** start ENTRIES SUPPLIED **

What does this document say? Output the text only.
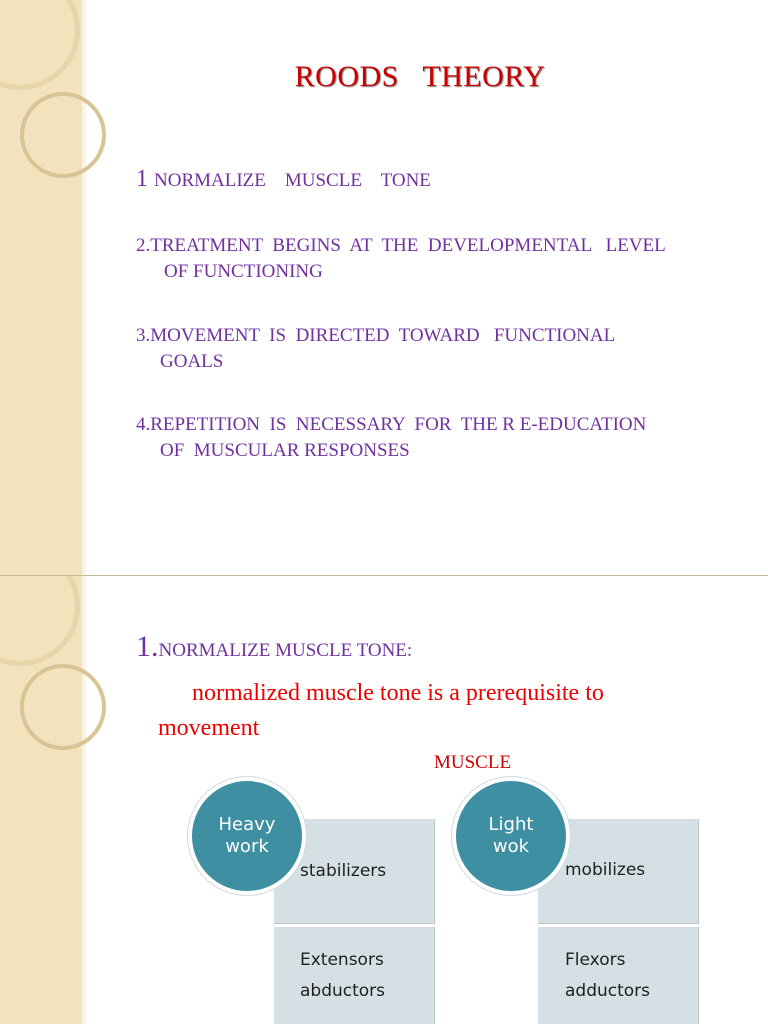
ROODS   THEORY
1 NORMALIZE    MUSCLE    TONE
2.TREATMENT  BEGINS  AT  THE  DEVELOPMENTAL   LEVEL
OF FUNCTIONING
3.MOVEMENT  IS  DIRECTED  TOWARD   FUNCTIONAL
GOALS
4.REPETITION  IS  NECESSARY  FOR  THE R E-EDUCATION
OF  MUSCULAR RESPONSES
1.NORMALIZE MUSCLE TONE:
normalized muscle tone is a prerequisite to
movement
MUSCLE
stabilizers
Extensors
abductors
Heavy
work
mobilizes
Flexors
adductors
Light
wok
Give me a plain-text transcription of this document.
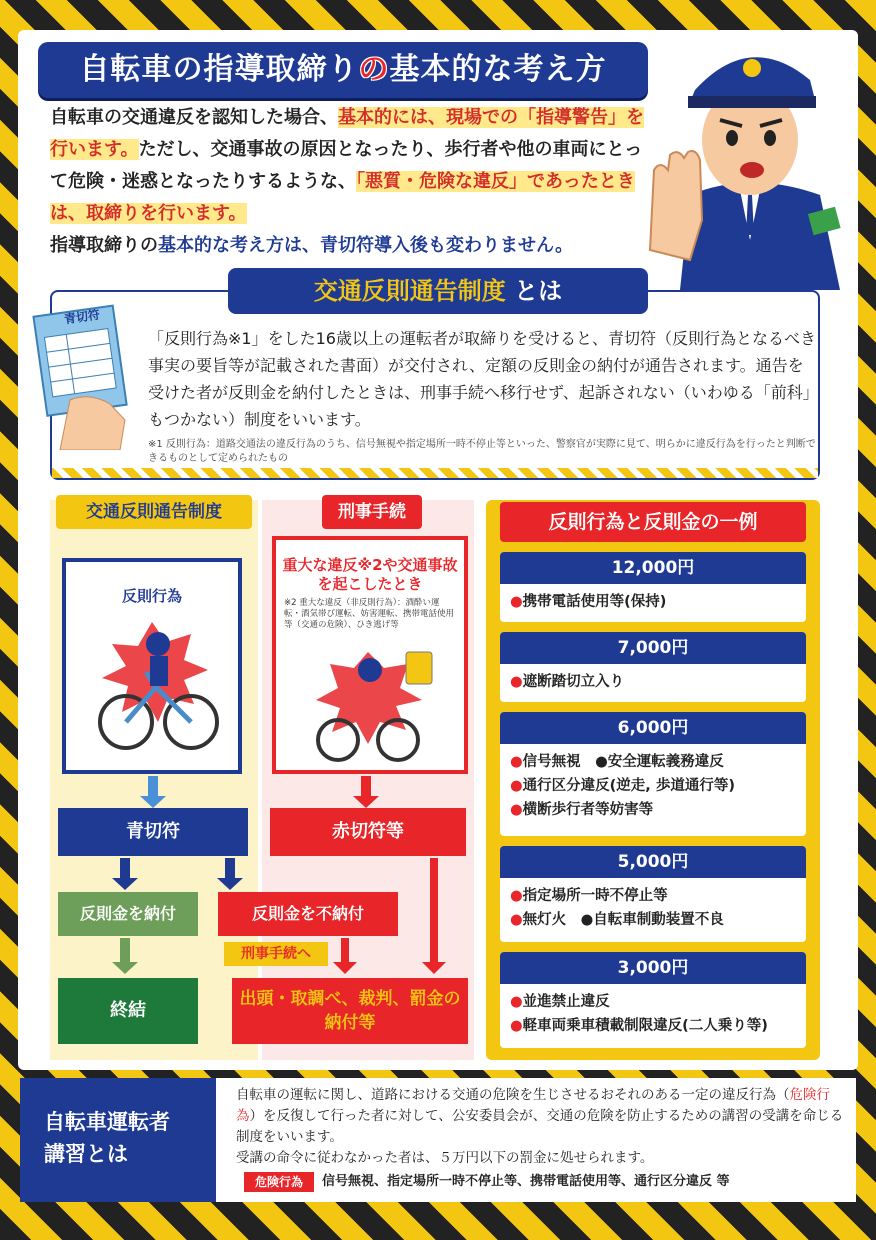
自転車の指導取締りの基本的な考え方
自転車の交通違反を認知した場合、基本的には、現場での「指導警告」を行います。ただし、交通事故の原因となったり、歩行者や他の車両にとって危険・迷惑となったりするような、「悪質・危険な違反」であったときは、取締りを行います。
指導取締りの基本的な考え方は、青切符導入後も変わりません。
交通反則通告制度 とは
青切符
「反則行為※1」をした16歳以上の運転者が取締りを受けると、青切符（反則行為となるべき事実の要旨等が記載された書面）が交付され、定額の反則金の納付が通告されます。通告を受けた者が反則金を納付したときは、刑事手続へ移行せず、起訴されない（いわゆる「前科」もつかない）制度をいいます。
※1 反則行為：道路交通法の違反行為のうち、信号無視や指定場所一時不停止等といった、警察官が実際に見て、明らかに違反行為を行ったと判断できるものとして定められたもの
交通反則通告制度	刑事手続
反則行為
重大な違反※2や交通事故を起こしたとき
※2 重大な違反（非反則行為）：酒酔い運転・酒気帯び運転、妨害運転、携帯電話使用等（交通の危険）、ひき逃げ等
青切符	赤切符等
反則金を納付	反則金を不納付
刑事手続へ
終結
出頭・取調べ、裁判、罰金の納付等
反則行為と反則金の一例
12,000円
●携帯電話使用等(保持)
7,000円
●遮断踏切立入り
6,000円
●信号無視　●安全運転義務違反
●通行区分違反(逆走, 歩道通行等)
●横断歩行者等妨害等
5,000円
●指定場所一時不停止等
●無灯火　●自転車制動装置不良
3,000円
●並進禁止違反
●軽車両乗車積載制限違反(二人乗り等)
自転車運転者
講習とは
自転車の運転に関し、道路における交通の危険を生じさせるおそれのある一定の違反行為（危険行為）を反復して行った者に対して、公安委員会が、交通の危険を防止するための講習の受講を命じる制度をいいます。
受講の命令に従わなかった者は、５万円以下の罰金に処せられます。
危険行為	信号無視、指定場所一時不停止等、携帯電話使用等、通行区分違反 等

** end ENTRIES SUPPLIED **

(THE TASK)
Without the pictures, return the entries exactly as they appear.

(RESULT)
What does this document say? Output the text only.
ROODS   THEORY
1 NORMALIZE    MUSCLE    TONE
2.TREATMENT  BEGINS  AT  THE  DEVELOPMENTAL   LEVEL
OF FUNCTIONING
3.MOVEMENT  IS  DIRECTED  TOWARD   FUNCTIONAL
GOALS
4.REPETITION  IS  NECESSARY  FOR  THE R E-EDUCATION
OF  MUSCULAR RESPONSES
1.NORMALIZE MUSCLE TONE:
normalized muscle tone is a prerequisite to
movement
MUSCLE
stabilizers
Extensors
abductors
Heavy
work
mobilizes
Flexors
adductors
Light
wok
Give me a plain-text transcription of this document.
自転車の指導取締りの基本的な考え方
自転車の交通違反を認知した場合、基本的には、現場での「指導警告」を行います。ただし、交通事故の原因となったり、歩行者や他の車両にとって危険・迷惑となったりするような、「悪質・危険な違反」であったときは、取締りを行います。
指導取締りの基本的な考え方は、青切符導入後も変わりません。
交通反則通告制度 とは
青切符
「反則行為※1」をした16歳以上の運転者が取締りを受けると、青切符（反則行為となるべき事実の要旨等が記載された書面）が交付され、定額の反則金の納付が通告されます。通告を受けた者が反則金を納付したときは、刑事手続へ移行せず、起訴されない（いわゆる「前科」もつかない）制度をいいます。
※1 反則行為：道路交通法の違反行為のうち、信号無視や指定場所一時不停止等といった、警察官が実際に見て、明らかに違反行為を行ったと判断できるものとして定められたもの
交通反則通告制度	刑事手続
反則行為
重大な違反※2や交通事故を起こしたとき
※2 重大な違反（非反則行為）：酒酔い運転・酒気帯び運転、妨害運転、携帯電話使用等（交通の危険）、ひき逃げ等
青切符	赤切符等
反則金を納付	反則金を不納付
刑事手続へ
終結
出頭・取調べ、裁判、罰金の納付等
反則行為と反則金の一例
12,000円
●携帯電話使用等(保持)
7,000円
●遮断踏切立入り
6,000円
●信号無視　●安全運転義務違反
●通行区分違反(逆走, 歩道通行等)
●横断歩行者等妨害等
5,000円
●指定場所一時不停止等
●無灯火　●自転車制動装置不良
3,000円
●並進禁止違反
●軽車両乗車積載制限違反(二人乗り等)
自転車運転者
講習とは
自転車の運転に関し、道路における交通の危険を生じさせるおそれのある一定の違反行為（危険行為）を反復して行った者に対して、公安委員会が、交通の危険を防止するための講習の受講を命じる制度をいいます。
受講の命令に従わなかった者は、５万円以下の罰金に処せられます。
危険行為	信号無視、指定場所一時不停止等、携帯電話使用等、通行区分違反 等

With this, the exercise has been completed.